** Short exercise **
Find how many lines in the material contain "Nara"; your answer should be that number alone.

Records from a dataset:
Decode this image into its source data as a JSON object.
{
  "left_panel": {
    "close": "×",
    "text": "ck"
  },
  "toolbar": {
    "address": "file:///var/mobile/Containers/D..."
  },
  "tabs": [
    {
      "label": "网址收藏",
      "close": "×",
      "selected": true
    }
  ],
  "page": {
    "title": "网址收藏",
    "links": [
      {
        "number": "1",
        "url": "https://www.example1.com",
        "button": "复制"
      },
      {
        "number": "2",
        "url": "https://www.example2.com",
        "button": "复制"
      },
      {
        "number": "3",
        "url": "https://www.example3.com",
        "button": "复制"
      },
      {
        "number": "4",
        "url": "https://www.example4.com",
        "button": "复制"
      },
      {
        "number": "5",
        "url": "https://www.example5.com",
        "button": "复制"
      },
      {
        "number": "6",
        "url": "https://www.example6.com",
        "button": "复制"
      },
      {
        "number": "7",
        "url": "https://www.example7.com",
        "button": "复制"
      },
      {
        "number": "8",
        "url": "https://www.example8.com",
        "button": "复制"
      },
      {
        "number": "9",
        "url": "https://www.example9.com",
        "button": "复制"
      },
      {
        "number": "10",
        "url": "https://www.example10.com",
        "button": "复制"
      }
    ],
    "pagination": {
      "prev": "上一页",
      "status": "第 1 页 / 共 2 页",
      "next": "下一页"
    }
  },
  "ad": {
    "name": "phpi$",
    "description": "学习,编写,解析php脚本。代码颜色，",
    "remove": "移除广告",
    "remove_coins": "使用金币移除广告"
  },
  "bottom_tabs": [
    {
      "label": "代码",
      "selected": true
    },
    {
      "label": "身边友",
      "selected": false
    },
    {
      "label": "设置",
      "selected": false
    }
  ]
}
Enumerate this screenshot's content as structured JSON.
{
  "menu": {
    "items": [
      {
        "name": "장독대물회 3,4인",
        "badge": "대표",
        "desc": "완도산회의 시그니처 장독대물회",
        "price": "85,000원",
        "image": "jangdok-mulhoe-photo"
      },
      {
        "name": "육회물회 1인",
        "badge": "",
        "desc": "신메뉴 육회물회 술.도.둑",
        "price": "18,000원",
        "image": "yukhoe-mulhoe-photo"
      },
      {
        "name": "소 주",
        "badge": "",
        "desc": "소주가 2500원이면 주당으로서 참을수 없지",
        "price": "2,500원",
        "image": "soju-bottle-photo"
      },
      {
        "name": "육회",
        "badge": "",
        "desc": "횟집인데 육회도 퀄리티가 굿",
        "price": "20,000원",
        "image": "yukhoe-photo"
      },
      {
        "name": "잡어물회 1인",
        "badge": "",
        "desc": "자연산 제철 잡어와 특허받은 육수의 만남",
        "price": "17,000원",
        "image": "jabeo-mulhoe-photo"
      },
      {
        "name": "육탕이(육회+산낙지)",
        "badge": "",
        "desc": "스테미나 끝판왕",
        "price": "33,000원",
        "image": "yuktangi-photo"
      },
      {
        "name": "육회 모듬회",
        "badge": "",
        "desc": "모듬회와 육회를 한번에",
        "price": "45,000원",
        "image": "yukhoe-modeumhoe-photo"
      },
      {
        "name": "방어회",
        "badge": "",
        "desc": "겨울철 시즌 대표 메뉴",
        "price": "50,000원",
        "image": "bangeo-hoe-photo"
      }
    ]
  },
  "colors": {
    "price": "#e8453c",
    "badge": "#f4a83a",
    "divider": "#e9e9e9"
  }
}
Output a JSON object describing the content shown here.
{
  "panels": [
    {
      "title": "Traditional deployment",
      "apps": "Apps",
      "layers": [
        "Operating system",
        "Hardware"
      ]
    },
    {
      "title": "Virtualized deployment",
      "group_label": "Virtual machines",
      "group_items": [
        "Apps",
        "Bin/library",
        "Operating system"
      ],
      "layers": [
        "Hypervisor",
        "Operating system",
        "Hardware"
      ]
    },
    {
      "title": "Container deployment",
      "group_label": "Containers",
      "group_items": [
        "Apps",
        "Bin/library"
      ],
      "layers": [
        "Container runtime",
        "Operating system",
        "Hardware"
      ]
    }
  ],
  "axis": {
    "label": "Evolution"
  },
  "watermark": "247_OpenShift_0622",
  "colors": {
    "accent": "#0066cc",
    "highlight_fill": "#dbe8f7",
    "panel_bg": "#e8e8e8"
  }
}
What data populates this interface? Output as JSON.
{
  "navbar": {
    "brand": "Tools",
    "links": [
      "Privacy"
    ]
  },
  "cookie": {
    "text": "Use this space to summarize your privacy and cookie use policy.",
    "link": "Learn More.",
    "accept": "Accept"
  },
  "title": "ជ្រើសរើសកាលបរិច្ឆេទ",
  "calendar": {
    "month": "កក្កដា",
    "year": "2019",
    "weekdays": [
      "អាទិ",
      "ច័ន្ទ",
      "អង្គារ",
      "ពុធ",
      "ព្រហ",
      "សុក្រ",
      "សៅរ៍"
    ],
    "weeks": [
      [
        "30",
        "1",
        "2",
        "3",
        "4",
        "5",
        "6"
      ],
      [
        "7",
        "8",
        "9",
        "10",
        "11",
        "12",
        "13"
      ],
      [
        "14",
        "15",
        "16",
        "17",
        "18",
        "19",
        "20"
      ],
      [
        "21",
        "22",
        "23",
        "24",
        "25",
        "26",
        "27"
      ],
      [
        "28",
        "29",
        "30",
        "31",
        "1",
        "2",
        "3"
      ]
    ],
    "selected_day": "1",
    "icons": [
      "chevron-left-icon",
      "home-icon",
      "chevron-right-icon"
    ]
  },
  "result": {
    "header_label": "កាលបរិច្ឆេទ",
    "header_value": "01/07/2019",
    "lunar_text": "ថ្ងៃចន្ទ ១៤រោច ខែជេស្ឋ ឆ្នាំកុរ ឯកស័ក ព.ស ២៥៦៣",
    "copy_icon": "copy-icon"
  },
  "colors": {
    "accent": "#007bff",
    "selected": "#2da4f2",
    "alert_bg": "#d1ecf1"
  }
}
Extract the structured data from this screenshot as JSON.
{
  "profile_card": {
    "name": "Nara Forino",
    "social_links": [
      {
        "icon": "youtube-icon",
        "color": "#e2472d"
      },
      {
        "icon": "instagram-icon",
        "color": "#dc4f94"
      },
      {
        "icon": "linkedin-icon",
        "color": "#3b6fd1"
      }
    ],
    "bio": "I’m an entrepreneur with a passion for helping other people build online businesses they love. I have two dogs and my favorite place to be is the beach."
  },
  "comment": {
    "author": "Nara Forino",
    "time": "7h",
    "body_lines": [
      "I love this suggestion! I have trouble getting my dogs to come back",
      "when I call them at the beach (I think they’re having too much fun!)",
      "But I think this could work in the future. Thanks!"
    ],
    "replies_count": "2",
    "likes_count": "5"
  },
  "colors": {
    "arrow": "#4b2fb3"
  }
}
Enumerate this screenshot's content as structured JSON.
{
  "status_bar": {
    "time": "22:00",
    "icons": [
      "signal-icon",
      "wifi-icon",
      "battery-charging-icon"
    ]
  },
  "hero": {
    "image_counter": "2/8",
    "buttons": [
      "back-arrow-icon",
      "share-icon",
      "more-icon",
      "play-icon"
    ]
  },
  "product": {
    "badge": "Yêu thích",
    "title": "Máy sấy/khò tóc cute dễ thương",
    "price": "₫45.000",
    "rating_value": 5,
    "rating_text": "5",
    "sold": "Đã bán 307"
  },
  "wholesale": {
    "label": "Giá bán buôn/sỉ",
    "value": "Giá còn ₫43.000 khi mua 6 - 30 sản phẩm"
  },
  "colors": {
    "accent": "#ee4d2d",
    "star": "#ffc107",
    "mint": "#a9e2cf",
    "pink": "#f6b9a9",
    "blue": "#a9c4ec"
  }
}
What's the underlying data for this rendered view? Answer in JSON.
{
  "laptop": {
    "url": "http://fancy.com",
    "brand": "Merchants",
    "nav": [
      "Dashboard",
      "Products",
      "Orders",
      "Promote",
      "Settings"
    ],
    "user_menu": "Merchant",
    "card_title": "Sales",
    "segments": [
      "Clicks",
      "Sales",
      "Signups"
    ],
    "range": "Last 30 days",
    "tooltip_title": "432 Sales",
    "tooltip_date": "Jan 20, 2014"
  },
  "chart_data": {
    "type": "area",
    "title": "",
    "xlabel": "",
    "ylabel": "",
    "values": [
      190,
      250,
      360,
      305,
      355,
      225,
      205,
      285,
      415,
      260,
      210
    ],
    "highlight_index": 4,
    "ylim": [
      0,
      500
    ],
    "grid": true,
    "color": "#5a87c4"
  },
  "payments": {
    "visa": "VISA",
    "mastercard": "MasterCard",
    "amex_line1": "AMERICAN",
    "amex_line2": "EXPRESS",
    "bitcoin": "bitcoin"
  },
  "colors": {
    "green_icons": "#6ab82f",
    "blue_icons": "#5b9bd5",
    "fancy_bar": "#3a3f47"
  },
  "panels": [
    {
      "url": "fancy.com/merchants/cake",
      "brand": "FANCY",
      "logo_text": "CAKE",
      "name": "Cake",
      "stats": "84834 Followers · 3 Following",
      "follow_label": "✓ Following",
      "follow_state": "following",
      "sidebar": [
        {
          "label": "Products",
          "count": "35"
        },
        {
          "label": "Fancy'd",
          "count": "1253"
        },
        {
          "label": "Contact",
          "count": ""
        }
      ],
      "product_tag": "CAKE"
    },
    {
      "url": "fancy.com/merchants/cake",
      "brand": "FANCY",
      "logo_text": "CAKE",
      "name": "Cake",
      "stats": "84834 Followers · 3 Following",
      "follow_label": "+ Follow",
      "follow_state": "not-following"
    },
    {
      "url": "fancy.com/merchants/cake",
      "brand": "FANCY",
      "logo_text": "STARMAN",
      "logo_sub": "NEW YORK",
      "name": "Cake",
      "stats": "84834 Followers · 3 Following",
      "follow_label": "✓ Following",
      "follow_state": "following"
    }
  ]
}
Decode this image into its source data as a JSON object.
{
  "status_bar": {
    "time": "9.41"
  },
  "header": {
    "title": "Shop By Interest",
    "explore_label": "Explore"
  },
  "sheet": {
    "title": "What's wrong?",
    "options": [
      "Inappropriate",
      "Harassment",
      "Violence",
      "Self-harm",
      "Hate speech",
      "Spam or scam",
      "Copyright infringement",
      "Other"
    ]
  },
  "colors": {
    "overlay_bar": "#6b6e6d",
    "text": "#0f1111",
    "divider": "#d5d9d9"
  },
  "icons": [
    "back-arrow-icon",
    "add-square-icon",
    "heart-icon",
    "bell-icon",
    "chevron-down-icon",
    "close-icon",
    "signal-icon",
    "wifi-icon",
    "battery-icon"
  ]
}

** Final result **
2